EXERCISE TASK 1: Set down the passage of the school district budget questions and answers from "I. THREE PART" up to and including "comprehension and readability.", word for word.

SELECTED EXCERPT:
7/8/13

QUESTIONS AND ANSWERS REGARDING REVISIONS TO STATUTE

AFFECTING SCHOOL DISTRICT BUDGETS

 

Chapter 97 of the Laws of 2011 and Chapter 436 of the Laws of 1997 amended various sections of law concerning authorization of expenditures and indebtedness in central, union free, common and small city school districts. The provisions of the statute are further defined in Section 170.8 of the Regulations of the Commissioner of Education. The following list of questions and answers is provided to assist school districts in understanding and implementing these new provisions.

 

 

TABLE OF CONTENTS

I.THREE PART BUDGET IN 1998-99

II. ADMINISTRATION OF 1998-99 BUDGET

III. BUDGET VOTE AND ELECTION OF BOARD OF EDUCATION MEMBERS

IV. PROPOSITIONS SUBMITTED TO THE VOTERS

V. CONTINGENT BUDGET ADOPTION

 

 

I. THREE PART BUDGET IN 1998-99

 

QUESTION: How is the general fund budget to be structured for public presentation in connection with the annual budget vote and election?

ANSWER: The budget is to be divided into three components: an administrative component; a program component; and a capital component. Each must be separately delineated in accordance with regulations of the Commissioner of Education (for a chart which separates specific account codes into the three components, click here). The budget must categorize revenues, property taxes refunds, expenditures, budget transfers and fund balance information. This information is to be formatted to show changes in the data as compared with the previous year. The budget must be presented in plain language which best promotes public comprehension and readability.

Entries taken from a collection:
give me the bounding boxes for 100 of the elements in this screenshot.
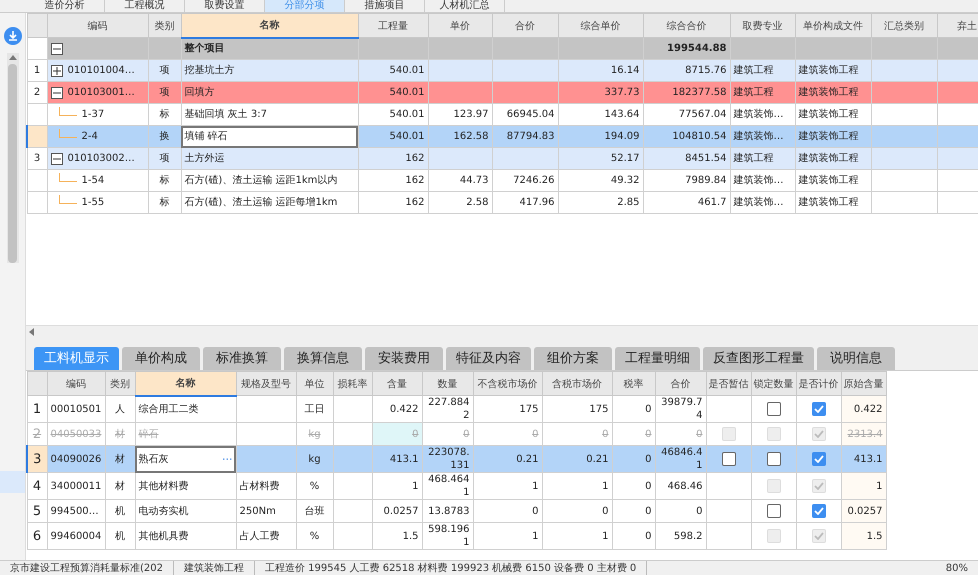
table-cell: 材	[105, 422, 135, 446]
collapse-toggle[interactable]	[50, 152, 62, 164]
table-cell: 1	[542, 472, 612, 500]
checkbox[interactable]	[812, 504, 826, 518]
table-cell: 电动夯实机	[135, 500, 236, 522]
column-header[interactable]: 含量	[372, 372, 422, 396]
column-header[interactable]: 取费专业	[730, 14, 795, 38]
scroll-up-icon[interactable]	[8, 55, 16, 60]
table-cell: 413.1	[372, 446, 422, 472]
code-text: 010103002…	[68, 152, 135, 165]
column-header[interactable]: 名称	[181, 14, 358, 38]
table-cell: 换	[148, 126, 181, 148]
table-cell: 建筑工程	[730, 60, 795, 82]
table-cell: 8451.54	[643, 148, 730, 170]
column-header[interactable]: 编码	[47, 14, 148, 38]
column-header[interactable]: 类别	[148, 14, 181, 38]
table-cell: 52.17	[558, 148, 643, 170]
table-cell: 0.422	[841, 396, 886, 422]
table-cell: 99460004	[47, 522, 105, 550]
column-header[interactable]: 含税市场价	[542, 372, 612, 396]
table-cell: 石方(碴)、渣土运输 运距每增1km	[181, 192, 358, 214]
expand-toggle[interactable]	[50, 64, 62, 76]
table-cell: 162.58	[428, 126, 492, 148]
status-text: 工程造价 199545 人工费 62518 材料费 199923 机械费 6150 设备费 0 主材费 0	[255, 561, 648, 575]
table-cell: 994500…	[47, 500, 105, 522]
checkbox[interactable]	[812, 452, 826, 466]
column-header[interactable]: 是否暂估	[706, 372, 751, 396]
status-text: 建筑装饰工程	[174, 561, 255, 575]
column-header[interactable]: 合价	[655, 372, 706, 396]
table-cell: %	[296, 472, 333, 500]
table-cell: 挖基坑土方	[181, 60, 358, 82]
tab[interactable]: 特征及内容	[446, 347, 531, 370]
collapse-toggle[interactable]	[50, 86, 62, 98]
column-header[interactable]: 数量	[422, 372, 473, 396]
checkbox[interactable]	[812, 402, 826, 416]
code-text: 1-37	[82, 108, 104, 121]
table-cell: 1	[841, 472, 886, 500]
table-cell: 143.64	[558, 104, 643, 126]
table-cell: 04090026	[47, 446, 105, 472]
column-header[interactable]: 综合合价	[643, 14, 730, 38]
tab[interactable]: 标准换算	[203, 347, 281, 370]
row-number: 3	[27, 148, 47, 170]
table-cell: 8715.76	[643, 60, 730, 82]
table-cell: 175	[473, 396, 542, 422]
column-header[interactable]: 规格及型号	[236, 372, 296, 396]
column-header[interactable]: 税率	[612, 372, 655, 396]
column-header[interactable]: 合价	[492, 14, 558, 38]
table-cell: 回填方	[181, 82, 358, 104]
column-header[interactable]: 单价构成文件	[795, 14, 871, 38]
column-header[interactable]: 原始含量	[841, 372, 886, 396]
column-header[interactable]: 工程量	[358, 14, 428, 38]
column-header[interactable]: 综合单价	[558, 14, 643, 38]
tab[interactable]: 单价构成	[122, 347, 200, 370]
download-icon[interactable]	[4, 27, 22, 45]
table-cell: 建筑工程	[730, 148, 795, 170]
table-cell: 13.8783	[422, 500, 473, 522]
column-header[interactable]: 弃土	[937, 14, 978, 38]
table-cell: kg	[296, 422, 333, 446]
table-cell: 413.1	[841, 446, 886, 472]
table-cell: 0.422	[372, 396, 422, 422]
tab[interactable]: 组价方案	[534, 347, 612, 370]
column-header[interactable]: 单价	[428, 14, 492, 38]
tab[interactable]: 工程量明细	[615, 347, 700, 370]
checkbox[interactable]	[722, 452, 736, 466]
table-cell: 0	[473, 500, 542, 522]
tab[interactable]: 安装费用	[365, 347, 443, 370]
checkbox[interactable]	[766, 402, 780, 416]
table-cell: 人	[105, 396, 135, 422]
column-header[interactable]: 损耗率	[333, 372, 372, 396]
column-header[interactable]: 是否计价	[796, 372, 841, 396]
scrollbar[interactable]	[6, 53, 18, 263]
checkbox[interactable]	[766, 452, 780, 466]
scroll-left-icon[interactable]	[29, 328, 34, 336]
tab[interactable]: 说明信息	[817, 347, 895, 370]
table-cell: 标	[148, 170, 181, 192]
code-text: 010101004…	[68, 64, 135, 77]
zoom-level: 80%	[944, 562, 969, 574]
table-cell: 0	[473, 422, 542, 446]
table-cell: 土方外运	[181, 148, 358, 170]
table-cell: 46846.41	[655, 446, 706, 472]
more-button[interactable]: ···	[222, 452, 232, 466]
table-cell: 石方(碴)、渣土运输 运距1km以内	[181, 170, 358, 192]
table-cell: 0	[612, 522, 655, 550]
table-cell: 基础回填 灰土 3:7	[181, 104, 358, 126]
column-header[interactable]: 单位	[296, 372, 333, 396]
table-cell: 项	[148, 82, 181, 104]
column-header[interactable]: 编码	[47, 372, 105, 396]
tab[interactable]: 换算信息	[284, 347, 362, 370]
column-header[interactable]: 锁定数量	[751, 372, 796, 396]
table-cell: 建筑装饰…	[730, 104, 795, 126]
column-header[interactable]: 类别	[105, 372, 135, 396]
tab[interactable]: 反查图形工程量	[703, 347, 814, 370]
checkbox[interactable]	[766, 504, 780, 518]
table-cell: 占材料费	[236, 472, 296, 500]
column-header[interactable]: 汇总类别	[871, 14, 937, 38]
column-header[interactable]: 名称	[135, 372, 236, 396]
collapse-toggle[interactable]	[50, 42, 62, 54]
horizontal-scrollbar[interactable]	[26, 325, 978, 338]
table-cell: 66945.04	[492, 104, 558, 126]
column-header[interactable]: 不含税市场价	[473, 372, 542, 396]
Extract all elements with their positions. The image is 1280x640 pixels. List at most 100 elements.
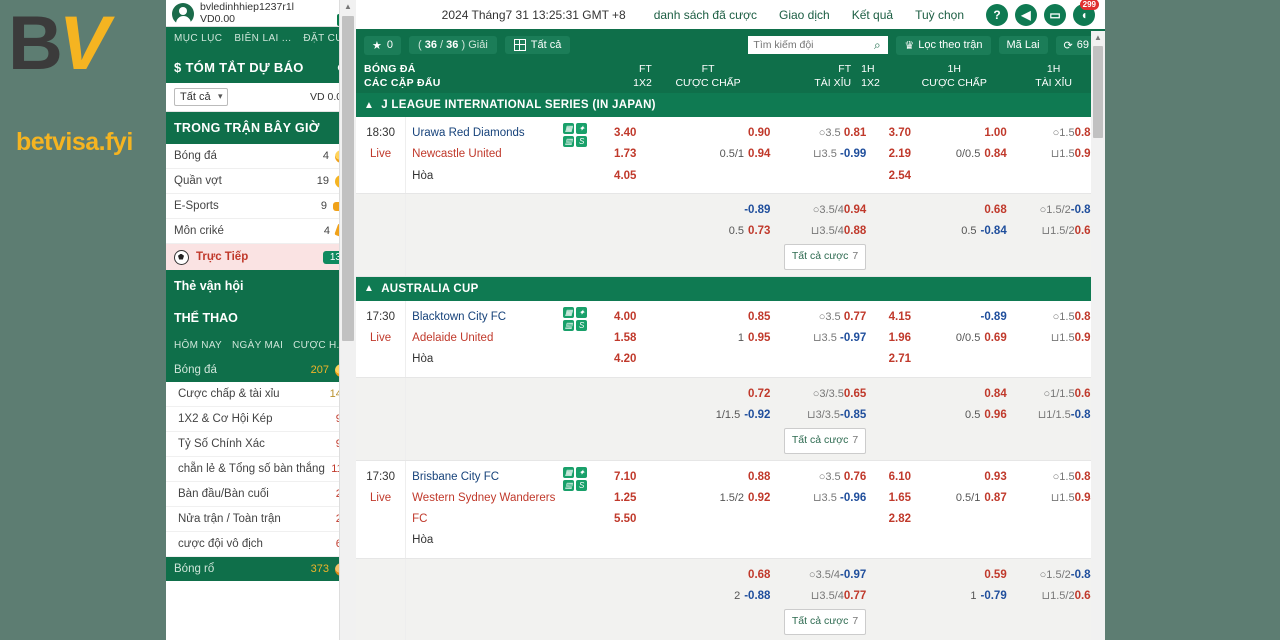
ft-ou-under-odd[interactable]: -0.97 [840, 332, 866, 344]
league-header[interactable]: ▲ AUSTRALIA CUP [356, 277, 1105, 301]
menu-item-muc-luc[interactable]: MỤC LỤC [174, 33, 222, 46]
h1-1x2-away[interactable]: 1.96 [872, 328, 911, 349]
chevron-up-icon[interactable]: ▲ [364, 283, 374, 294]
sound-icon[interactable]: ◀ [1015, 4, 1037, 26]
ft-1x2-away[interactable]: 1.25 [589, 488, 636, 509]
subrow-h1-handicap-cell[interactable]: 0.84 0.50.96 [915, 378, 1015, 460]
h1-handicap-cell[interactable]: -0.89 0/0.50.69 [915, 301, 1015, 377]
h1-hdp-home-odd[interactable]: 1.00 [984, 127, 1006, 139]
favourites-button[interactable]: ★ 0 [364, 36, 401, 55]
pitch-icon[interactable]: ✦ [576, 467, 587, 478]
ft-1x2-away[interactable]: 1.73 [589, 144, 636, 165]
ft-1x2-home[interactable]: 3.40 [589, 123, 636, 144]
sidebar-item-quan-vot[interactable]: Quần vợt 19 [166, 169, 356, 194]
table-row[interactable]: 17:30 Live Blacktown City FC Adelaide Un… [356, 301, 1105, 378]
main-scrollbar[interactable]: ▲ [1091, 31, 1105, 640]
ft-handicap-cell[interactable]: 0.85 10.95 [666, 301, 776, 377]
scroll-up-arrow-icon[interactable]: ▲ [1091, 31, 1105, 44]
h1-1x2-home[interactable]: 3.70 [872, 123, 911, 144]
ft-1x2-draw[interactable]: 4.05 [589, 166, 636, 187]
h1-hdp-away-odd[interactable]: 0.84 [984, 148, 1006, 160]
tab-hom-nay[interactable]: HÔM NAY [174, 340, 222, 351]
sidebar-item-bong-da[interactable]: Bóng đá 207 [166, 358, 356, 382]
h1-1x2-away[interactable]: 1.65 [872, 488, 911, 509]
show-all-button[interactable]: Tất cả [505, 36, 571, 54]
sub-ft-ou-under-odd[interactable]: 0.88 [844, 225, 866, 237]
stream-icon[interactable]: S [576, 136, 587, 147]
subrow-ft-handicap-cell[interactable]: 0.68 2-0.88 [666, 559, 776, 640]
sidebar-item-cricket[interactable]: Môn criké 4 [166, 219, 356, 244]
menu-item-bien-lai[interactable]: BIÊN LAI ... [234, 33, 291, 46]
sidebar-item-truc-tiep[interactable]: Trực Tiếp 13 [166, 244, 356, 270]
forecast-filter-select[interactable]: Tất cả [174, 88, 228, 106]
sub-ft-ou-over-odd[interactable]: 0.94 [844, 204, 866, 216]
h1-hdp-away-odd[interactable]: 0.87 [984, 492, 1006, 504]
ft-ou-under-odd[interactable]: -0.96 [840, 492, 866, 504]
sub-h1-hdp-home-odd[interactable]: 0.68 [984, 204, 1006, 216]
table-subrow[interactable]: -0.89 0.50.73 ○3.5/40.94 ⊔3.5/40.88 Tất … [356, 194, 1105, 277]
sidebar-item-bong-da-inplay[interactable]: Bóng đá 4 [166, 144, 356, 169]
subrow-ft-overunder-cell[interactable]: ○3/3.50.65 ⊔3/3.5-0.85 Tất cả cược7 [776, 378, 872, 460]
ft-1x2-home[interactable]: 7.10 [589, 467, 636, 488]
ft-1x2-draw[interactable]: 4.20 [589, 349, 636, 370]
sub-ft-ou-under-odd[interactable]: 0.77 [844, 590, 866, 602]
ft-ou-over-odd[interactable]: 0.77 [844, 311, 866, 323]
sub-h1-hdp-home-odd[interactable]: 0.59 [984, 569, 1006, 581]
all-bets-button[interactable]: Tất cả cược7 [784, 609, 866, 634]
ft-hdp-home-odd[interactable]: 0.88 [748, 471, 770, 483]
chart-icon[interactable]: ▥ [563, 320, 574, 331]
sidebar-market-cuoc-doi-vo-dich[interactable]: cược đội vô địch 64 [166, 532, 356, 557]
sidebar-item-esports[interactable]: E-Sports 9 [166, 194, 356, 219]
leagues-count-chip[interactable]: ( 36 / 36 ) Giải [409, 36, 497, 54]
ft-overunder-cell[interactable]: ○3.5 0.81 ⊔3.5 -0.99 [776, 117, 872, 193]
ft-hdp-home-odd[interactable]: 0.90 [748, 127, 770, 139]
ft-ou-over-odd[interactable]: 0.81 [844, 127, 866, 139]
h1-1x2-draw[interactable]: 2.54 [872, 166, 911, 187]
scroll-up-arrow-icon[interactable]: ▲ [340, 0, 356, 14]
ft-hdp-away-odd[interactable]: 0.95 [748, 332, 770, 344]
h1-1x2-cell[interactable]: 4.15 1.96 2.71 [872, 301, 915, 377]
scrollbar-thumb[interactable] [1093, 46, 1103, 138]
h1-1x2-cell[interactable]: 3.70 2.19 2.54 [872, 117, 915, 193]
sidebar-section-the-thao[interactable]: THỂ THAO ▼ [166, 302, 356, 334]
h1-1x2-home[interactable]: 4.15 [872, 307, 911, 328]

EXERCISE TASK 2: Can you extract, word for word, the lines in the records from the line with "ft-ou-under-odd[interactable]: -0.97 [840, 332, 866, 344]" up to and including the line with "menu-item-bien-lai[interactable]: BIÊN LAI"?

CORRECT OUTPUT 1:
I. THREE PART BUDGET IN 1998-99

 

QUESTION: How is the general fund budget to be structured for public presentation in connection with the annual budget vote and election?

ANSWER: The budget is to be divided into three components: an administrative component; a program component; and a capital component. Each must be separately delineated in accordance with regulations of the Commissioner of Education (for a chart which separates specific account codes into the three components, click here). The budget must categorize revenues, property taxes refunds, expenditures, budget transfers and fund balance information. This information is to be formatted to show changes in the data as compared with the previous year. The budget must be presented in plain language which best promotes public comprehension and readability.

CORRECT OUTPUT 2:
ft-ou-under-odd[interactable]: -0.97 [840, 332, 866, 344]
league-header[interactable]: ▲ AUSTRALIA CUP [356, 277, 1105, 301]
menu-item-muc-luc[interactable]: MỤC LỤC [174, 33, 222, 46]
h1-1x2-away[interactable]: 1.96 [872, 328, 911, 349]
chevron-up-icon[interactable]: ▲ [364, 283, 374, 294]
sound-icon[interactable]: ◀ [1015, 4, 1037, 26]
ft-1x2-away[interactable]: 1.25 [589, 488, 636, 509]
subrow-h1-handicap-cell[interactable]: 0.84 0.50.96 [915, 378, 1015, 460]
h1-handicap-cell[interactable]: -0.89 0/0.50.69 [915, 301, 1015, 377]
h1-hdp-home-odd[interactable]: 1.00 [984, 127, 1006, 139]
favourites-button[interactable]: ★ 0 [364, 36, 401, 55]
pitch-icon[interactable]: ✦ [576, 467, 587, 478]
ft-1x2-away[interactable]: 1.73 [589, 144, 636, 165]
ft-1x2-home[interactable]: 3.40 [589, 123, 636, 144]
sidebar-item-quan-vot[interactable]: Quần vợt 19 [166, 169, 356, 194]
table-row[interactable]: 17:30 Live Blacktown City FC Adelaide Un… [356, 301, 1105, 378]
main-scrollbar[interactable]: ▲ [1091, 31, 1105, 640]
ft-handicap-cell[interactable]: 0.85 10.95 [666, 301, 776, 377]
scroll-up-arrow-icon[interactable]: ▲ [1091, 31, 1105, 44]
h1-1x2-home[interactable]: 3.70 [872, 123, 911, 144]
ft-1x2-draw[interactable]: 4.05 [589, 166, 636, 187]
h1-hdp-away-odd[interactable]: 0.84 [984, 148, 1006, 160]
tab-hom-nay[interactable]: HÔM NAY [174, 340, 222, 351]
sidebar-item-bong-da[interactable]: Bóng đá 207 [166, 358, 356, 382]
h1-1x2-away[interactable]: 1.65 [872, 488, 911, 509]
show-all-button[interactable]: Tất cả [505, 36, 571, 54]
sub-ft-ou-under-odd[interactable]: 0.88 [844, 225, 866, 237]
stream-icon[interactable]: S [576, 136, 587, 147]
subrow-ft-handicap-cell[interactable]: 0.68 2-0.88 [666, 559, 776, 640]
sidebar-item-cricket[interactable]: Môn criké 4 [166, 219, 356, 244]
menu-item-bien-lai[interactable]: BIÊN LAI ... [234, 33, 291, 46]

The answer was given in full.